• **Source records**:
---------------
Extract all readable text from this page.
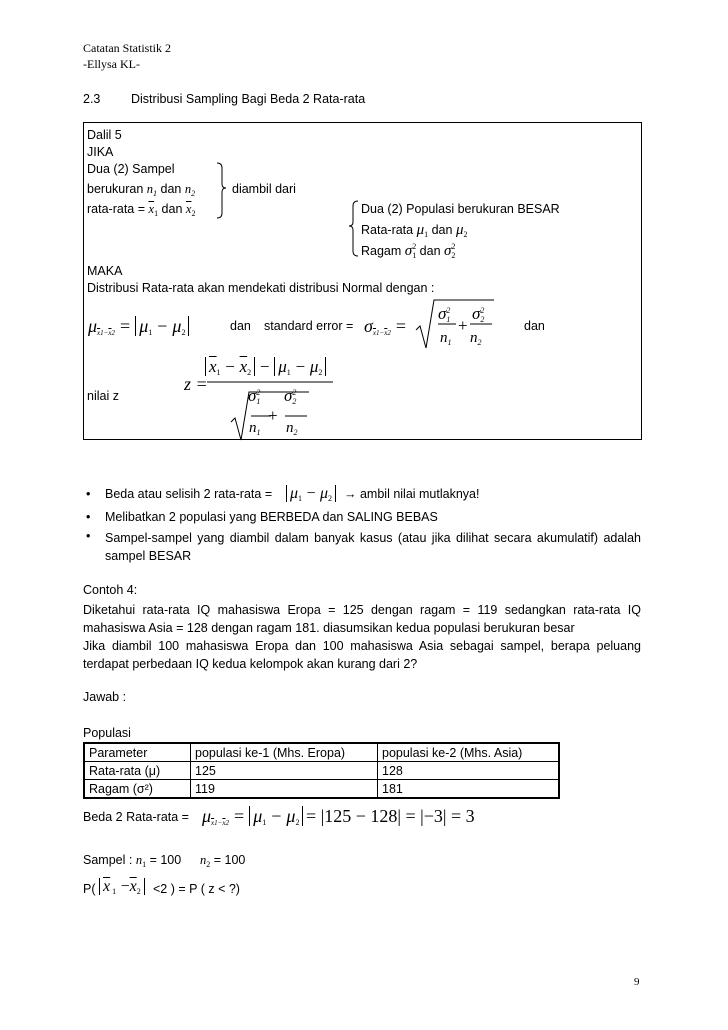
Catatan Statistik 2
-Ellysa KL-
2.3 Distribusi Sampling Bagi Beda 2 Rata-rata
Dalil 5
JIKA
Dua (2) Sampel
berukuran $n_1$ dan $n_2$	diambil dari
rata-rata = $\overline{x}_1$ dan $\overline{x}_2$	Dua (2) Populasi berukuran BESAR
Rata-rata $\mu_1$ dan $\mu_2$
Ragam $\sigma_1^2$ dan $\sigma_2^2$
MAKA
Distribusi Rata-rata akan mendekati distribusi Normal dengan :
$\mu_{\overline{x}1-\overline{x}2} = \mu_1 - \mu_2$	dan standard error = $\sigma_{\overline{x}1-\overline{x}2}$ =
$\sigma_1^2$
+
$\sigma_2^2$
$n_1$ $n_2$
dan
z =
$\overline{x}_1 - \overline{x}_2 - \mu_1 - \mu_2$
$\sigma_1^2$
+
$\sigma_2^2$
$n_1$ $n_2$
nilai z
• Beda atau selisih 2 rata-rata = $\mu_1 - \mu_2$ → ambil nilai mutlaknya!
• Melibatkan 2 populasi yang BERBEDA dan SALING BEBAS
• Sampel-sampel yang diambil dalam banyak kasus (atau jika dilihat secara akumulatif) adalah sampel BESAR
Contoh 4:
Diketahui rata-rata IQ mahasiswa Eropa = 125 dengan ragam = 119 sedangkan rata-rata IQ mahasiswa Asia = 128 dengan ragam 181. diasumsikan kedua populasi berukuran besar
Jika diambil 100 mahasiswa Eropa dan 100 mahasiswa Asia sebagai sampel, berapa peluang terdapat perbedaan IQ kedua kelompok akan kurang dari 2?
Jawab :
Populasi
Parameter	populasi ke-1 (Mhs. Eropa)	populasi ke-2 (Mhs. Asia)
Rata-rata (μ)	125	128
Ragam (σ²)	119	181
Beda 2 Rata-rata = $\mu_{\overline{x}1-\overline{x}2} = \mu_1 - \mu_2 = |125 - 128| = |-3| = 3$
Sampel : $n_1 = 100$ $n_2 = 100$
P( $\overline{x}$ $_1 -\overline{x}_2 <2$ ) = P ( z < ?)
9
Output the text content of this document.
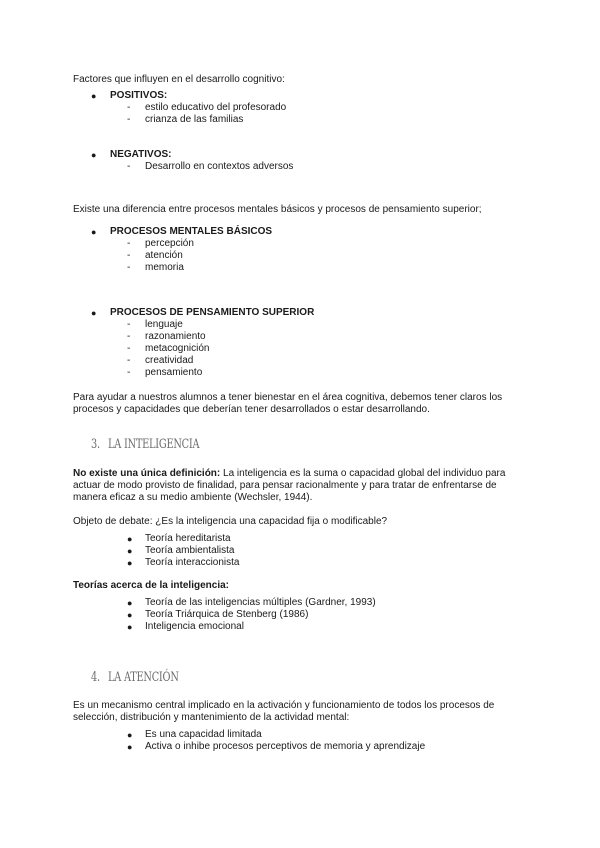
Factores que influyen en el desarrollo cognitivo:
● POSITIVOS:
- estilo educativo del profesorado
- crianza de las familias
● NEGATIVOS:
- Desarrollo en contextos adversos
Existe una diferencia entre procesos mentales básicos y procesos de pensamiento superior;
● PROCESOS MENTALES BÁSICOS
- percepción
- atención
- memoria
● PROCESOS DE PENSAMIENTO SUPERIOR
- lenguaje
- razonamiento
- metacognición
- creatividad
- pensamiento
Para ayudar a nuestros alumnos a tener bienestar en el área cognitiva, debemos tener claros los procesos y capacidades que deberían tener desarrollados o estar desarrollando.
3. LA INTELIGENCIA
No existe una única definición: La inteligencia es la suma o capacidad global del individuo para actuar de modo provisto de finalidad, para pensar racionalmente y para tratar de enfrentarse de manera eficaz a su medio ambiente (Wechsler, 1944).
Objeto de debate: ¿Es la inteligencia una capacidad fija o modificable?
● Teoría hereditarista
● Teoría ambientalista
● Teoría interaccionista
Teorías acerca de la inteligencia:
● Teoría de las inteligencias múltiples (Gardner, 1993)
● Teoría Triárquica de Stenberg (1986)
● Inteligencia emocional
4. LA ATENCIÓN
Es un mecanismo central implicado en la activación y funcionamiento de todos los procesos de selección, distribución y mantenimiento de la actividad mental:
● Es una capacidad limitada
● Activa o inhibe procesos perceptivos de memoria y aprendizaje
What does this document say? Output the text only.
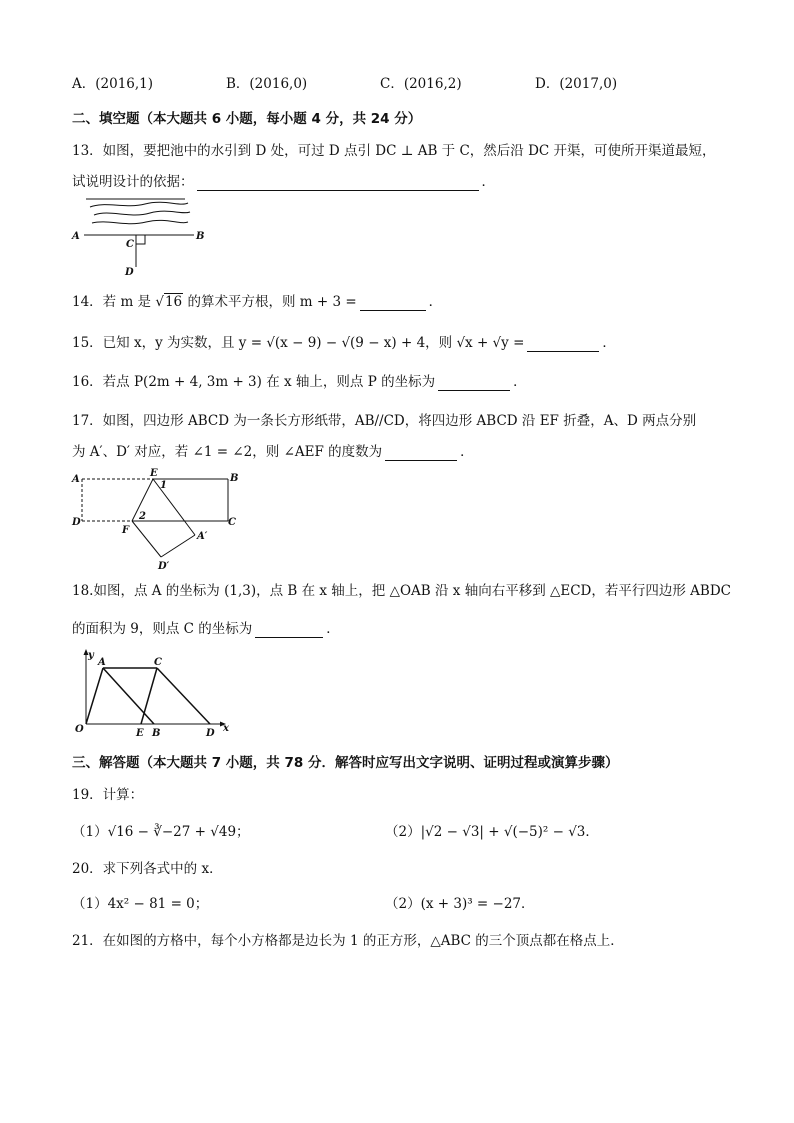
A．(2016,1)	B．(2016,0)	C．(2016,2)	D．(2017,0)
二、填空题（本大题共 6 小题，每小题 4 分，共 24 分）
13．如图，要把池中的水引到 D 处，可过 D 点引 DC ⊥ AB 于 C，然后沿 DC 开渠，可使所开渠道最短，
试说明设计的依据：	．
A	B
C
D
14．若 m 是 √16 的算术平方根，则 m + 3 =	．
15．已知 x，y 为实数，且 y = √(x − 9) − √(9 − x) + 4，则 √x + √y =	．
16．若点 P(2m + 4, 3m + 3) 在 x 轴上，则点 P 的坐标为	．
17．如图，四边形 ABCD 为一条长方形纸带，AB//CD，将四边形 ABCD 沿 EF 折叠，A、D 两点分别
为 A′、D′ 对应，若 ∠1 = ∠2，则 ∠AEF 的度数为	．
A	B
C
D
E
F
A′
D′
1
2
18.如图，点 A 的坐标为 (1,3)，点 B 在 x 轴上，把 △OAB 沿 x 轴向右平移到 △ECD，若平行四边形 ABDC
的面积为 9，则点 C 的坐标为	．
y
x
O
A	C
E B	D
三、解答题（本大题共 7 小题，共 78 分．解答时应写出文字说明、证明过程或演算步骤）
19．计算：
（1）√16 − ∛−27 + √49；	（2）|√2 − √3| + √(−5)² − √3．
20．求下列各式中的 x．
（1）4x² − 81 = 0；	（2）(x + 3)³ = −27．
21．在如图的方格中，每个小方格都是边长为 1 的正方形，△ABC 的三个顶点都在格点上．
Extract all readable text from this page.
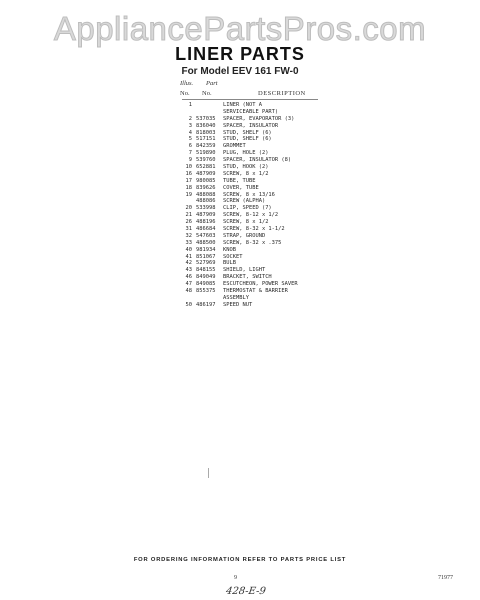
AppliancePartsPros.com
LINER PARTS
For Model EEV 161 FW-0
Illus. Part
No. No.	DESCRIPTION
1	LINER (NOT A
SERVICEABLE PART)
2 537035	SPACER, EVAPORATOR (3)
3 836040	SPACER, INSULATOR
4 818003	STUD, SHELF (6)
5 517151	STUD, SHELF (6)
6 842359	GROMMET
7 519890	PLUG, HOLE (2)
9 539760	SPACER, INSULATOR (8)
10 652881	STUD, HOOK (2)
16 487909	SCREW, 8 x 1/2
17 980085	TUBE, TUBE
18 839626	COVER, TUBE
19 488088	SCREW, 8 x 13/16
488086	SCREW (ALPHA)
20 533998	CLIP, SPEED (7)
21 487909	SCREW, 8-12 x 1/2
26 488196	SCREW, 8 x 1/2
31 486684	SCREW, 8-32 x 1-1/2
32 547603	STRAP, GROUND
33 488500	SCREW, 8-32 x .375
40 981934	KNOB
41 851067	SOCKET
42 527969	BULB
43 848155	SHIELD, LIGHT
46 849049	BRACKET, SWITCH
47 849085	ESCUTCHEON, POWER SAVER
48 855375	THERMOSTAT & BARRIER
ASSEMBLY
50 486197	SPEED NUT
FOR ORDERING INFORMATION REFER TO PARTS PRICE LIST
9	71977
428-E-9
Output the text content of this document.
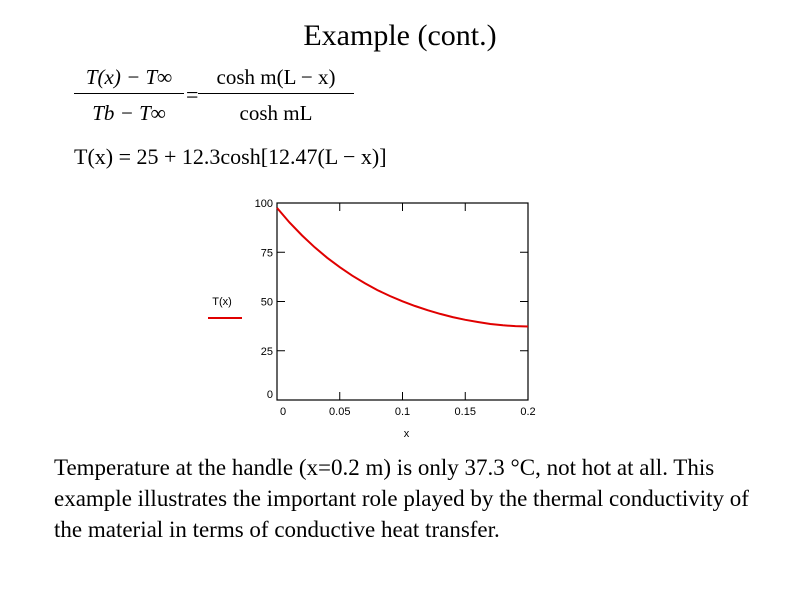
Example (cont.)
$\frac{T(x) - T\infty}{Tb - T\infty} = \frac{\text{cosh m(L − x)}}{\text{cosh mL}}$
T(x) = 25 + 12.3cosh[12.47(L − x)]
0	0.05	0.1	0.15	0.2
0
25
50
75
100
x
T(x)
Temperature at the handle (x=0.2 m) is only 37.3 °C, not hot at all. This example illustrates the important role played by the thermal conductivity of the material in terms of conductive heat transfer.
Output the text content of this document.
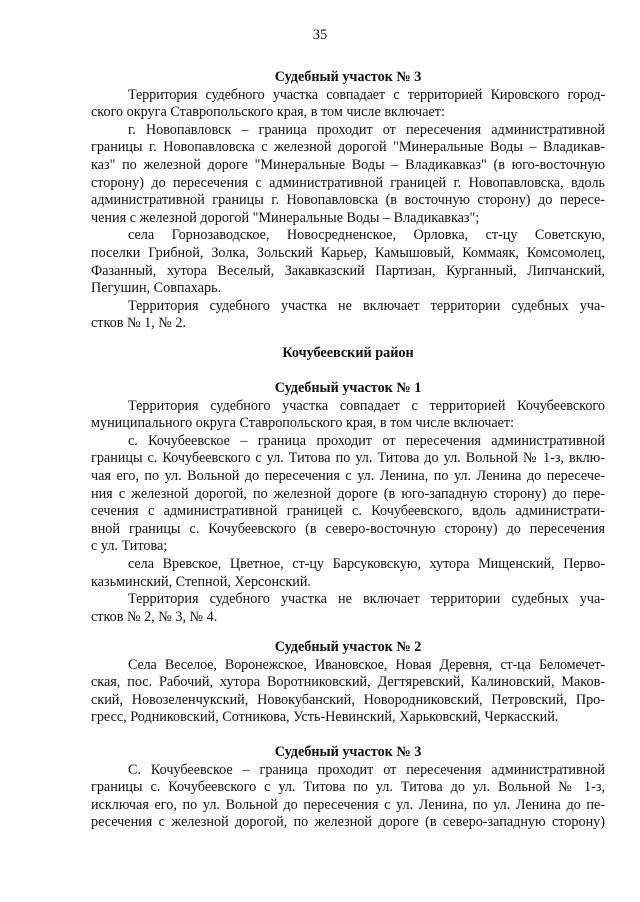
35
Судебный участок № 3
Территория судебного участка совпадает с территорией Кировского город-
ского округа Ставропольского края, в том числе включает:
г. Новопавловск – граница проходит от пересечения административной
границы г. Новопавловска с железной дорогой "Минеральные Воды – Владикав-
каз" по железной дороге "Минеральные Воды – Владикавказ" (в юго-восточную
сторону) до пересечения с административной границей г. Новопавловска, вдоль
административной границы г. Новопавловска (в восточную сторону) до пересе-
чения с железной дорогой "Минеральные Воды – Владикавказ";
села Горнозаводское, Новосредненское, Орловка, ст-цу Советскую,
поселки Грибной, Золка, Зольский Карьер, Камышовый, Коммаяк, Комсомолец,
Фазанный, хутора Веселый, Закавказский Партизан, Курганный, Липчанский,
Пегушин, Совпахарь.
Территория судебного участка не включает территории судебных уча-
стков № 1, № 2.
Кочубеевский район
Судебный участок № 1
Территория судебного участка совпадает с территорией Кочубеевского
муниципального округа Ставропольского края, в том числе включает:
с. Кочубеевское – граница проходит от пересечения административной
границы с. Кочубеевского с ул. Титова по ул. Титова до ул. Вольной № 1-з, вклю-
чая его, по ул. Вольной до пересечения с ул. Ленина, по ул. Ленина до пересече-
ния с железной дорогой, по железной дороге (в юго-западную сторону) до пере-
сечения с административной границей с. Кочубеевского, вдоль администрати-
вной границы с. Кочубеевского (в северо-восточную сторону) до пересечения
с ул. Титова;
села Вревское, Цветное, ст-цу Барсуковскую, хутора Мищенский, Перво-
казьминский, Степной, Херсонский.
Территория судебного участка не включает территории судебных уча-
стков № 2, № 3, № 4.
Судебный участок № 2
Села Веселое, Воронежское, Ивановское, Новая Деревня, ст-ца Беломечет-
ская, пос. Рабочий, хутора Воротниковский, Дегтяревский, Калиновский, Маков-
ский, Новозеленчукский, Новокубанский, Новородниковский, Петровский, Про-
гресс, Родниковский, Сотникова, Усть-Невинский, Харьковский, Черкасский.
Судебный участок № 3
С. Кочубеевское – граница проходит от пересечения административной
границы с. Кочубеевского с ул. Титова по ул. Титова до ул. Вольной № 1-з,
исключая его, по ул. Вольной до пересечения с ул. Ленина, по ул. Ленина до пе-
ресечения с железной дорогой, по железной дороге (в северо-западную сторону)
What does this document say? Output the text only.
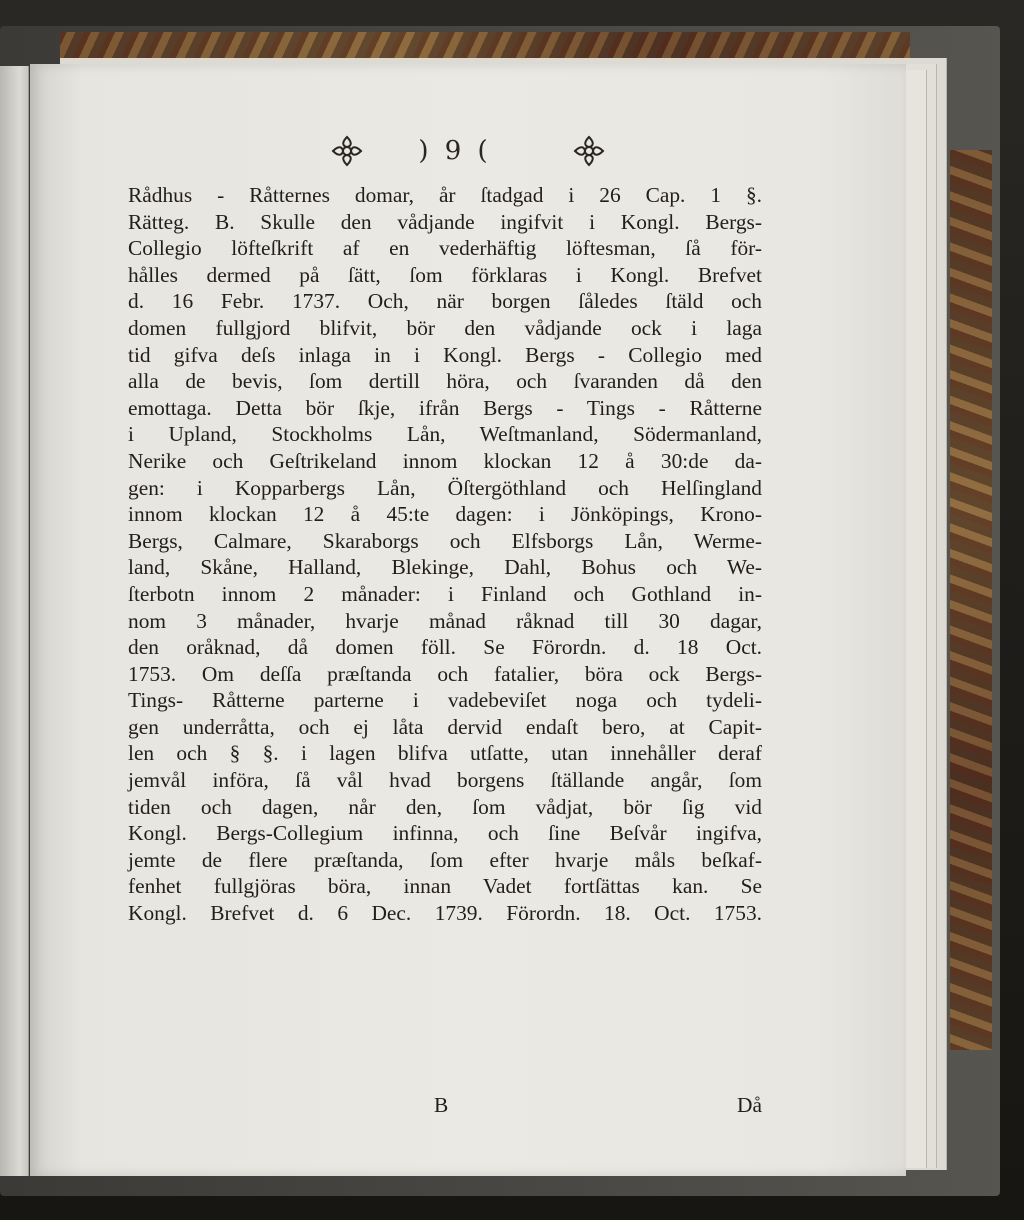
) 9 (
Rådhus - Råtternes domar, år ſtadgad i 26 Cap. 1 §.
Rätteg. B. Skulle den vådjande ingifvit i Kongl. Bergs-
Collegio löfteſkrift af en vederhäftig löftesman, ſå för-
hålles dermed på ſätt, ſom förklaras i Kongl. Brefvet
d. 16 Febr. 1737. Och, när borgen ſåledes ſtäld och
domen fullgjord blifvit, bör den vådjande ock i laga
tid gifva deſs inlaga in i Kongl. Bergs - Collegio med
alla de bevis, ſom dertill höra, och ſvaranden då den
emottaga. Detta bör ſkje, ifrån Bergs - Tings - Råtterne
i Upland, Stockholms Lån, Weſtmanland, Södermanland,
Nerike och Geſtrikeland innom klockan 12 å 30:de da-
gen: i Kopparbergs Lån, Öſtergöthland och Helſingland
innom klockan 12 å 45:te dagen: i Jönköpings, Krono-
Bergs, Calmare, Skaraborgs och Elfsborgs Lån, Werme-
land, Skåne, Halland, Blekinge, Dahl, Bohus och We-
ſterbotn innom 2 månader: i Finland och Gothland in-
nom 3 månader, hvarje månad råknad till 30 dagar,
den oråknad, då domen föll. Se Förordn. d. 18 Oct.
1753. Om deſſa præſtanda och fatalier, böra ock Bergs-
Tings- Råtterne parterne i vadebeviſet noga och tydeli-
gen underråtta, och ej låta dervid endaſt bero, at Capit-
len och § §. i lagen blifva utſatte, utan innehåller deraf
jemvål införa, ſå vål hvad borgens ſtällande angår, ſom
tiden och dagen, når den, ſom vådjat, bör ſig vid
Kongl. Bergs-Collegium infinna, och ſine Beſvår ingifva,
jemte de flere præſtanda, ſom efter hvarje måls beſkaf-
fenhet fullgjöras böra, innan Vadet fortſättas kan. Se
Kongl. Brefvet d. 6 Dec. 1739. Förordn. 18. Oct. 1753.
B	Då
---------------
• **Do this**:
Filter the records above for lines containing the word "Новопавловска", and copy those lines.

• **Answer below**:
границы г. Новопавловска с железной дорогой "Минеральные Воды – Владикав-
сторону) до пересечения с административной границей г. Новопавловска, вдоль
административной границы г. Новопавловска (в восточную сторону) до пересе-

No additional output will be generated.